[Stored data]

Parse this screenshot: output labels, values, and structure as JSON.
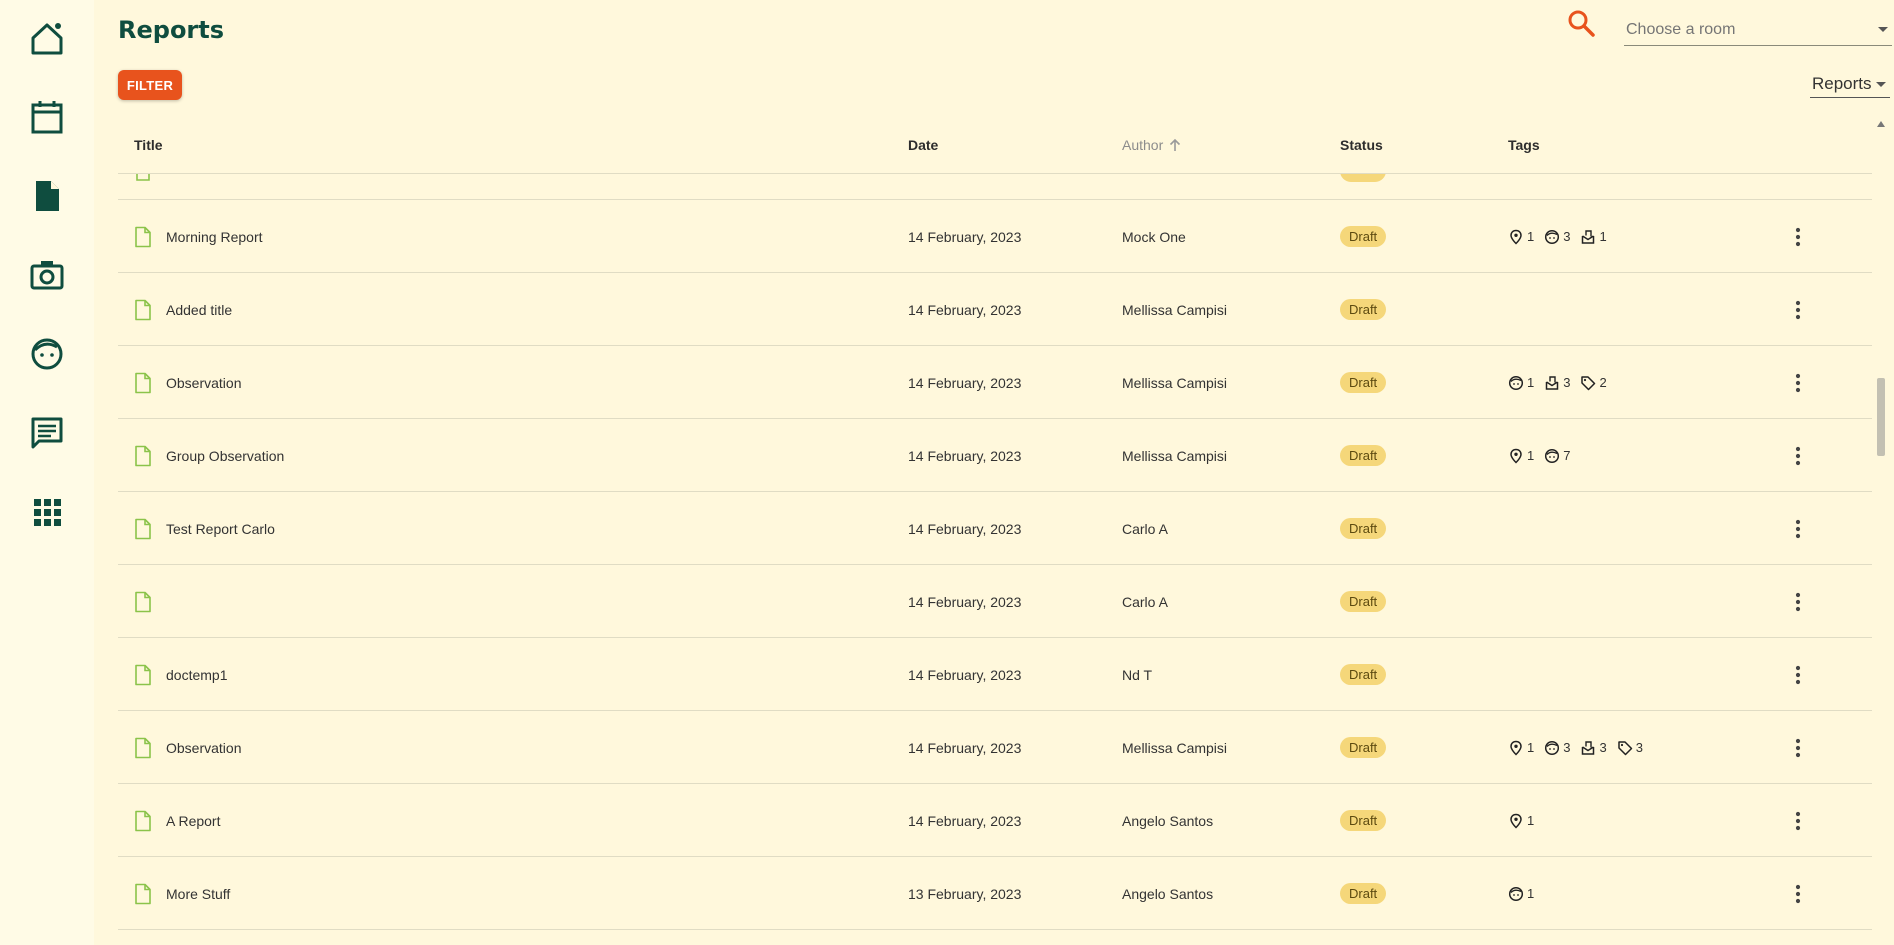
{
  "page": {
    "title": "Reports"
  },
  "toolbar": {
    "room_placeholder": "Choose a room",
    "filter_label": "FILTER",
    "view_selected": "Reports"
  },
  "table": {
    "columns": {
      "title": "Title",
      "date": "Date",
      "author": "Author",
      "status": "Status",
      "tags": "Tags"
    },
    "sort": {
      "column": "author",
      "direction": "asc"
    },
    "partial_row_status": "",
    "rows": [
      {
        "title": "Morning Report",
        "date": "14 February, 2023",
        "author": "Mock One",
        "status": "Draft",
        "tags": [
          {
            "icon": "location-icon",
            "count": "1"
          },
          {
            "icon": "child-icon",
            "count": "3"
          },
          {
            "icon": "learning-icon",
            "count": "1"
          }
        ]
      },
      {
        "title": "Added title",
        "date": "14 February, 2023",
        "author": "Mellissa Campisi",
        "status": "Draft",
        "tags": []
      },
      {
        "title": "Observation",
        "date": "14 February, 2023",
        "author": "Mellissa Campisi",
        "status": "Draft",
        "tags": [
          {
            "icon": "child-icon",
            "count": "1"
          },
          {
            "icon": "learning-icon",
            "count": "3"
          },
          {
            "icon": "tag-icon",
            "count": "2"
          }
        ]
      },
      {
        "title": "Group Observation",
        "date": "14 February, 2023",
        "author": "Mellissa Campisi",
        "status": "Draft",
        "tags": [
          {
            "icon": "location-icon",
            "count": "1"
          },
          {
            "icon": "child-icon",
            "count": "7"
          }
        ]
      },
      {
        "title": "Test Report Carlo",
        "date": "14 February, 2023",
        "author": "Carlo A",
        "status": "Draft",
        "tags": []
      },
      {
        "title": "",
        "date": "14 February, 2023",
        "author": "Carlo A",
        "status": "Draft",
        "tags": []
      },
      {
        "title": "doctemp1",
        "date": "14 February, 2023",
        "author": "Nd T",
        "status": "Draft",
        "tags": []
      },
      {
        "title": "Observation",
        "date": "14 February, 2023",
        "author": "Mellissa Campisi",
        "status": "Draft",
        "tags": [
          {
            "icon": "location-icon",
            "count": "1"
          },
          {
            "icon": "child-icon",
            "count": "3"
          },
          {
            "icon": "learning-icon",
            "count": "3"
          },
          {
            "icon": "tag-icon",
            "count": "3"
          }
        ]
      },
      {
        "title": "A Report",
        "date": "14 February, 2023",
        "author": "Angelo Santos",
        "status": "Draft",
        "tags": [
          {
            "icon": "location-icon",
            "count": "1"
          }
        ]
      },
      {
        "title": "More Stuff",
        "date": "13 February, 2023",
        "author": "Angelo Santos",
        "status": "Draft",
        "tags": [
          {
            "icon": "child-icon",
            "count": "1"
          }
        ]
      }
    ]
  },
  "sidebar": {
    "items": [
      {
        "icon": "home-icon"
      },
      {
        "icon": "calendar-icon"
      },
      {
        "icon": "document-icon"
      },
      {
        "icon": "camera-icon"
      },
      {
        "icon": "child-face-icon"
      },
      {
        "icon": "chat-icon"
      },
      {
        "icon": "apps-grid-icon"
      }
    ]
  },
  "colors": {
    "accent": "#e8531d",
    "brand_dark": "#0f4d3f",
    "badge_bg": "#f5d77a",
    "doc_icon": "#8bc34a",
    "background": "#fff8dc"
  }
}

Challenge.
Across the data, tally the lines containing "Reports" and give back the number alone.

Completed task.
2